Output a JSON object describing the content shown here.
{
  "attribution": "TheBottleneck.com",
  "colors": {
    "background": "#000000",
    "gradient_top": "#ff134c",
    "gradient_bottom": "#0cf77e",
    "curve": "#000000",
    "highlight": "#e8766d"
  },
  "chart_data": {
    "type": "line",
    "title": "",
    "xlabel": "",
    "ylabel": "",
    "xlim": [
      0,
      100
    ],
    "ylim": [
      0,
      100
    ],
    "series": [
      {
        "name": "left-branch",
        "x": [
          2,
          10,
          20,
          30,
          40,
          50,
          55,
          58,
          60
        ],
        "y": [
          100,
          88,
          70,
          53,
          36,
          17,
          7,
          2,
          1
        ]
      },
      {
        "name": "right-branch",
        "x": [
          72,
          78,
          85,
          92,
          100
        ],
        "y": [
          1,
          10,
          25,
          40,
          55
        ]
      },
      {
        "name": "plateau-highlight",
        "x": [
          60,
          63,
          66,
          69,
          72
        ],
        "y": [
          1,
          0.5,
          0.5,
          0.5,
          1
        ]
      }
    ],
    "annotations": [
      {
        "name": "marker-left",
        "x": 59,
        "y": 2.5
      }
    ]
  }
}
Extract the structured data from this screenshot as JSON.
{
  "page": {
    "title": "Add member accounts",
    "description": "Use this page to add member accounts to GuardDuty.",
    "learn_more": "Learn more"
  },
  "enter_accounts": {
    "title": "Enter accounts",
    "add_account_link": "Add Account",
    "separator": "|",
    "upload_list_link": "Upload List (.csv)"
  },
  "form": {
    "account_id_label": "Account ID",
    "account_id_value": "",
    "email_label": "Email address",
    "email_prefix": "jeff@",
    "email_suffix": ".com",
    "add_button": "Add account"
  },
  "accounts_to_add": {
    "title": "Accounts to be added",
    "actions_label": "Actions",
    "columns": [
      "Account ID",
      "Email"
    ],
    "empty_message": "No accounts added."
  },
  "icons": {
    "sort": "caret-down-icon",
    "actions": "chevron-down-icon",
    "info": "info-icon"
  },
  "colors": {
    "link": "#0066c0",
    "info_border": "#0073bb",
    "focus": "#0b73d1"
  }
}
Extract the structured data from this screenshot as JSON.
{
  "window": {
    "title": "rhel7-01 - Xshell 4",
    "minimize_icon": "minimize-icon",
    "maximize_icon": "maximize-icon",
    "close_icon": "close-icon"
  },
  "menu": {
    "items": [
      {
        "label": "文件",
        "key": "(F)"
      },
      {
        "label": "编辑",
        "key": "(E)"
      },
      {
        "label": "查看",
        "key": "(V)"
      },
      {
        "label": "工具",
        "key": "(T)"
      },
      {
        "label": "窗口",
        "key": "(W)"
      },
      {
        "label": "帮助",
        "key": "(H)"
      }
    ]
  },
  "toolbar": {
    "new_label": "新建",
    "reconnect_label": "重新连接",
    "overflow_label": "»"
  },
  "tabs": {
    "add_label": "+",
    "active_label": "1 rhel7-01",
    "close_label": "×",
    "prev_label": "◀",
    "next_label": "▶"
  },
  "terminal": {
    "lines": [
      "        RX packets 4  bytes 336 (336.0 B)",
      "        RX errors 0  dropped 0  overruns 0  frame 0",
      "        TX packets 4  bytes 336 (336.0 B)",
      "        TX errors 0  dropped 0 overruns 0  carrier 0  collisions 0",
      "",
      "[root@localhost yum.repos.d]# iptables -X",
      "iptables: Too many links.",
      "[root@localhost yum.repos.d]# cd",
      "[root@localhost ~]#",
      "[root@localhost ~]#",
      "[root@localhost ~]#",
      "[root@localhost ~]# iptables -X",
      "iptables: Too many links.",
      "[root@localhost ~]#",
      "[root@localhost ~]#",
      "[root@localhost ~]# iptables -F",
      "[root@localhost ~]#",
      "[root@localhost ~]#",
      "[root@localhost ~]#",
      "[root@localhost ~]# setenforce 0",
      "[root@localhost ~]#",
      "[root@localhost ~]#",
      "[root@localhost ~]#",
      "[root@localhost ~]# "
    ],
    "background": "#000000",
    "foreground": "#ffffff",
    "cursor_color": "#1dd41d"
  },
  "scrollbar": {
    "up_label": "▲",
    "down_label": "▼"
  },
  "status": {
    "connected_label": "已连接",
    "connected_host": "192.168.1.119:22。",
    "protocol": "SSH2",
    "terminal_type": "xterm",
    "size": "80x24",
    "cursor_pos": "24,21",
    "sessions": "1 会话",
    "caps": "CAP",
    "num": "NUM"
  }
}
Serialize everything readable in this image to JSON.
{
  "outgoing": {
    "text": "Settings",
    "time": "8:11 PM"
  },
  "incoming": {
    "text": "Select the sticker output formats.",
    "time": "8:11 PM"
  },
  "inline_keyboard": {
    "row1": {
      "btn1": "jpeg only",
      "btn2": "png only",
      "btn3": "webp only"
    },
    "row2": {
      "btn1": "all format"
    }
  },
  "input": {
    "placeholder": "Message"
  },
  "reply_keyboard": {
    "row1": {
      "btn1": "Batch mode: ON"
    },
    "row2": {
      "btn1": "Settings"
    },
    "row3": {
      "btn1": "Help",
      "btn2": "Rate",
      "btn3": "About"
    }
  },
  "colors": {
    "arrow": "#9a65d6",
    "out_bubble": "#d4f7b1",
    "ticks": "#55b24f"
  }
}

━━━━━━

• [JOB]:
Reproduce the full set of records precisely.

• [TASK OUTPUT]:
Output a JSON object describing the content shown here.
{
  "attribution": "TheBottleneck.com",
  "colors": {
    "background": "#000000",
    "gradient_top": "#ff134c",
    "gradient_bottom": "#0cf77e",
    "curve": "#000000",
    "highlight": "#e8766d"
  },
  "chart_data": {
    "type": "line",
    "title": "",
    "xlabel": "",
    "ylabel": "",
    "xlim": [
      0,
      100
    ],
    "ylim": [
      0,
      100
    ],
    "series": [
      {
        "name": "left-branch",
        "x": [
          2,
          10,
          20,
          30,
          40,
          50,
          55,
          58,
          60
        ],
        "y": [
          100,
          88,
          70,
          53,
          36,
          17,
          7,
          2,
          1
        ]
      },
      {
        "name": "right-branch",
        "x": [
          72,
          78,
          85,
          92,
          100
        ],
        "y": [
          1,
          10,
          25,
          40,
          55
        ]
      },
      {
        "name": "plateau-highlight",
        "x": [
          60,
          63,
          66,
          69,
          72
        ],
        "y": [
          1,
          0.5,
          0.5,
          0.5,
          1
        ]
      }
    ],
    "annotations": [
      {
        "name": "marker-left",
        "x": 59,
        "y": 2.5
      }
    ]
  }
}
Extract the structured data from this screenshot as JSON.
{
  "page": {
    "title": "Add member accounts",
    "description": "Use this page to add member accounts to GuardDuty.",
    "learn_more": "Learn more"
  },
  "enter_accounts": {
    "title": "Enter accounts",
    "add_account_link": "Add Account",
    "separator": "|",
    "upload_list_link": "Upload List (.csv)"
  },
  "form": {
    "account_id_label": "Account ID",
    "account_id_value": "",
    "email_label": "Email address",
    "email_prefix": "jeff@",
    "email_suffix": ".com",
    "add_button": "Add account"
  },
  "accounts_to_add": {
    "title": "Accounts to be added",
    "actions_label": "Actions",
    "columns": [
      "Account ID",
      "Email"
    ],
    "empty_message": "No accounts added."
  },
  "icons": {
    "sort": "caret-down-icon",
    "actions": "chevron-down-icon",
    "info": "info-icon"
  },
  "colors": {
    "link": "#0066c0",
    "info_border": "#0073bb",
    "focus": "#0b73d1"
  }
}
Extract the structured data from this screenshot as JSON.
{
  "window": {
    "title": "rhel7-01 - Xshell 4",
    "minimize_icon": "minimize-icon",
    "maximize_icon": "maximize-icon",
    "close_icon": "close-icon"
  },
  "menu": {
    "items": [
      {
        "label": "文件",
        "key": "(F)"
      },
      {
        "label": "编辑",
        "key": "(E)"
      },
      {
        "label": "查看",
        "key": "(V)"
      },
      {
        "label": "工具",
        "key": "(T)"
      },
      {
        "label": "窗口",
        "key": "(W)"
      },
      {
        "label": "帮助",
        "key": "(H)"
      }
    ]
  },
  "toolbar": {
    "new_label": "新建",
    "reconnect_label": "重新连接",
    "overflow_label": "»"
  },
  "tabs": {
    "add_label": "+",
    "active_label": "1 rhel7-01",
    "close_label": "×",
    "prev_label": "◀",
    "next_label": "▶"
  },
  "terminal": {
    "lines": [
      "        RX packets 4  bytes 336 (336.0 B)",
      "        RX errors 0  dropped 0  overruns 0  frame 0",
      "        TX packets 4  bytes 336 (336.0 B)",
      "        TX errors 0  dropped 0 overruns 0  carrier 0  collisions 0",
      "",
      "[root@localhost yum.repos.d]# iptables -X",
      "iptables: Too many links.",
      "[root@localhost yum.repos.d]# cd",
      "[root@localhost ~]#",
      "[root@localhost ~]#",
      "[root@localhost ~]#",
      "[root@localhost ~]# iptables -X",
      "iptables: Too many links.",
      "[root@localhost ~]#",
      "[root@localhost ~]#",
      "[root@localhost ~]# iptables -F",
      "[root@localhost ~]#",
      "[root@localhost ~]#",
      "[root@localhost ~]#",
      "[root@localhost ~]# setenforce 0",
      "[root@localhost ~]#",
      "[root@localhost ~]#",
      "[root@localhost ~]#",
      "[root@localhost ~]# "
    ],
    "background": "#000000",
    "foreground": "#ffffff",
    "cursor_color": "#1dd41d"
  },
  "scrollbar": {
    "up_label": "▲",
    "down_label": "▼"
  },
  "status": {
    "connected_label": "已连接",
    "connected_host": "192.168.1.119:22。",
    "protocol": "SSH2",
    "terminal_type": "xterm",
    "size": "80x24",
    "cursor_pos": "24,21",
    "sessions": "1 会话",
    "caps": "CAP",
    "num": "NUM"
  }
}
Serialize everything readable in this image to JSON.
{
  "outgoing": {
    "text": "Settings",
    "time": "8:11 PM"
  },
  "incoming": {
    "text": "Select the sticker output formats.",
    "time": "8:11 PM"
  },
  "inline_keyboard": {
    "row1": {
      "btn1": "jpeg only",
      "btn2": "png only",
      "btn3": "webp only"
    },
    "row2": {
      "btn1": "all format"
    }
  },
  "input": {
    "placeholder": "Message"
  },
  "reply_keyboard": {
    "row1": {
      "btn1": "Batch mode: ON"
    },
    "row2": {
      "btn1": "Settings"
    },
    "row3": {
      "btn1": "Help",
      "btn2": "Rate",
      "btn3": "About"
    }
  },
  "colors": {
    "arrow": "#9a65d6",
    "out_bubble": "#d4f7b1",
    "ticks": "#55b24f"
  }
}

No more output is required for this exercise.